• **COMPITO RICHIESTO**:
Trascriva nuovamente il tratto del testo su BDSports che va da "Il gruppo di" fino a "le vostre ricerche?", sostituendo "rendimento" con "prestazioni".

• **BRANO RIPORTATO**:
● ● ●

Utilizzano numeri e dati per disegnare delle mappe di tiro e studiare da quale punto del campo una squadra di basket ha le maggiori probabilità di andare a canestro. Tracciano modelli statistici per capire quali giocatori collaborano in modo più efficiente tra loro. A ogni domanda dei coach rispondono con una formula matematica. Si chiamano BDSports, che significa big data applicati allo sport, e sono un gruppo di professori e ricercatori dell’Università di Brescia che hanno deciso di portare anche in Italia quello che in Stati Uniti e Gran Bretagna si fa già da una ventina di anni. Emblematico il Manchester City, che ha assunto addirittura un gruppo di astrofisici per monitorare i movimenti dei giocatori in campo con tecnologie 3D.

Il gruppo di ricercatori italiani è coordinato dalla professoressa Paola Zuccolotto che spiega come le ricerche di BDSports possono migliorare il rendimento di una squadra. 

Qual è il rapporto tra la pratica sportiva sul campo e le vostre ricerche?

Noi ci basiamo molto sulle domande che ci sono rivolte dai protagonisti del mondo dello sport. Per esempio collaboriamo con la Pallacanestro Brescia, che milita in A1, e in particolare con Francesco Taccetti, assistente allenatore della squadra. Taccetti ci ha chiesto di analizzare le prestazioni dei “quintetti” di giocatori (cioè il cinque ruoli della pallacanestro, playmaker, guardia tiratrice, ala piccola, ala grande e centro, ndr). Le analisi che abbiamo fatto, e che abbiamo applicato anche all’NBA, sono poi confluite in un libro dal titolo “Basketball Data Science” (La scienza dei dati sulla pallacanestro), scritto insieme alla collega Marica Manisera. Il libro, molto venduto soprattutto negli Stati Uniti, è uscito con la prefazione di Ettore Messina, attuale allenatore dell’Olimpia Basket, all’epoca assistant coach di Gregg Popovich dei San Antonio Spurs, nonché ex tecnico della Nazionale italiana. Ed è nato proprio da alcune domande cui il famoso coach non riusciva a trovare una risposta.

Quali erano queste domande? E che cosa avete scoperto?

I big data sono applicabili a tutti gli sport o solo al basket?

● ● ●

• **DATI FORNITI**:
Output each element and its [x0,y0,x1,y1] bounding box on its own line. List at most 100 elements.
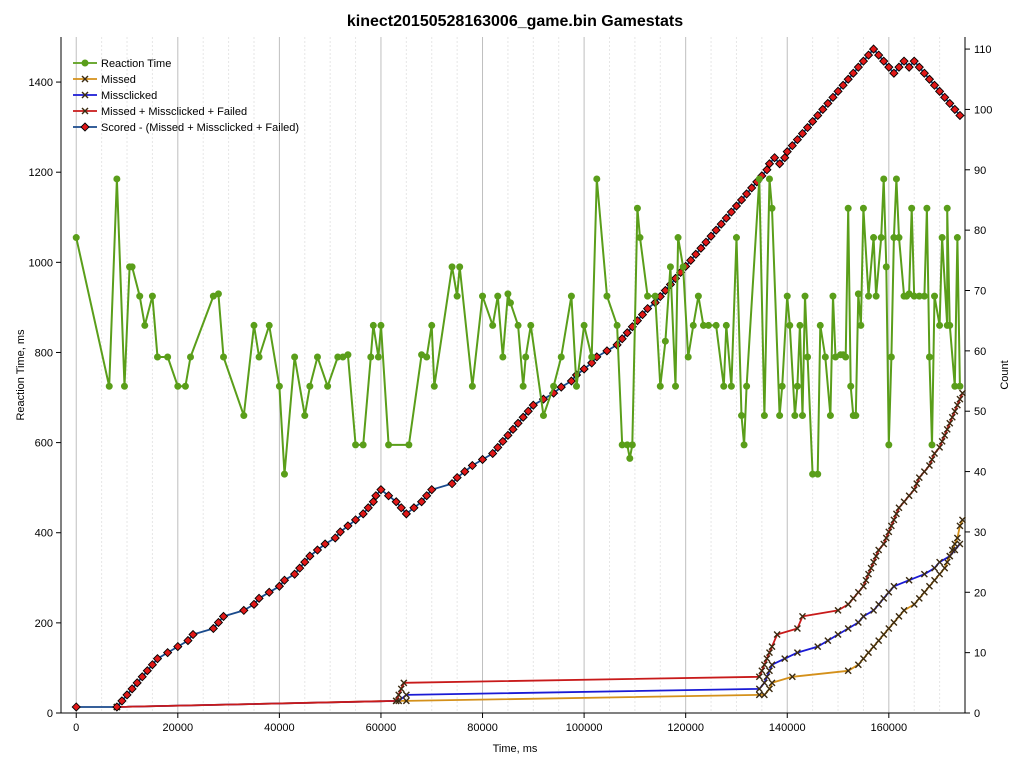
data-point [556,382,566,392]
data-point [885,441,893,449]
data-point-stroke [880,594,888,602]
data-point [910,600,918,608]
data-point [255,353,263,361]
data-point [934,86,945,96]
data-point [951,407,959,415]
data-point [320,539,330,549]
data-point-stroke [941,431,949,439]
data-point [513,418,523,428]
data-point [527,321,535,329]
data-point-stroke [931,449,939,457]
data-point [923,204,931,212]
data-point [755,175,763,183]
data-point [783,292,791,300]
data-point-stroke [941,564,949,572]
data-point [843,74,853,84]
data-point [694,292,702,300]
data-point [477,454,488,465]
data-point [844,204,852,212]
x-tick-label: 60000 [366,722,397,734]
data-point [854,588,862,596]
data-point [913,480,921,488]
data-point [919,68,930,78]
data-point [528,400,538,410]
data-point [914,62,924,72]
data-point [892,510,900,518]
data-point [71,702,81,712]
data-point [925,353,933,361]
y-tick-label: 800 [35,347,53,359]
data-point [885,625,893,632]
data-point-stroke [885,528,893,536]
data-point [395,691,403,699]
data-point [814,470,822,478]
data-point-stroke [882,534,890,542]
data-point [950,104,960,115]
data-point [494,292,502,300]
data-point [760,691,768,699]
data-point [567,292,575,300]
y2-axis-label: Count [999,360,1011,389]
y2-tick-label: 30 [974,527,986,539]
data-point [405,441,413,449]
data-point [931,564,939,572]
data-point [385,441,393,449]
data-point [371,491,381,501]
legend-marker [81,75,89,83]
data-point [250,321,258,329]
data-point [661,337,669,345]
data-point [427,485,437,495]
data-point-stroke [834,631,842,639]
data-point [291,353,299,361]
y2-tick-label: 110 [974,44,992,56]
data-point [760,679,768,687]
data-point [572,382,580,390]
data-point [587,358,597,368]
data-point [894,62,904,72]
data-point-stroke [925,582,933,590]
data-point [928,456,936,463]
data-point [132,678,142,688]
data-point [504,290,512,298]
data-point-stroke [755,691,763,699]
data-point [188,629,198,640]
data-point [377,321,385,329]
data-point [593,175,601,183]
data-point [164,353,172,361]
data-point [127,684,137,694]
data-point-stroke [913,480,921,488]
data-point [518,412,528,422]
data-point-stroke [931,564,939,572]
data-point [818,104,828,115]
series-line [116,392,964,708]
y-tick-label: 1400 [29,77,53,89]
data-point-stroke [760,691,768,699]
data-point [523,406,533,416]
data-point-stroke [905,492,913,500]
data-point [152,654,163,664]
data-point [430,382,438,390]
data-point-stroke [854,588,862,596]
data-point-stroke [936,443,944,451]
data-point [765,685,773,693]
data-point [786,321,794,329]
data-point [857,321,865,329]
data-point [905,576,913,584]
data-point [613,321,621,329]
data-point [716,219,726,229]
data-point [460,466,470,477]
data-point [852,412,860,420]
y2-tick-label: 60 [974,346,986,358]
data-point-stroke [887,522,895,530]
data-point [877,234,885,242]
data-point [503,430,513,440]
data-point-stroke [900,606,908,614]
data-point [265,321,273,329]
data-point [644,292,652,300]
data-point [295,563,305,573]
data-point [740,441,748,449]
y-tick-label: 600 [35,438,53,450]
data-point [392,697,400,705]
data-point-stroke [943,558,951,566]
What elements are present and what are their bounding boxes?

● ● ●

• **RISPOSTA COMPLETA**:
Il gruppo di ricercatori italiani è coordinato dalla professoressa Paola Zuccolotto che spiega come le ricerche di BDSports possono migliorare il prestazioni di una squadra. 

Qual è il rapporto tra la pratica sportiva sul campo e le vostre ricerche?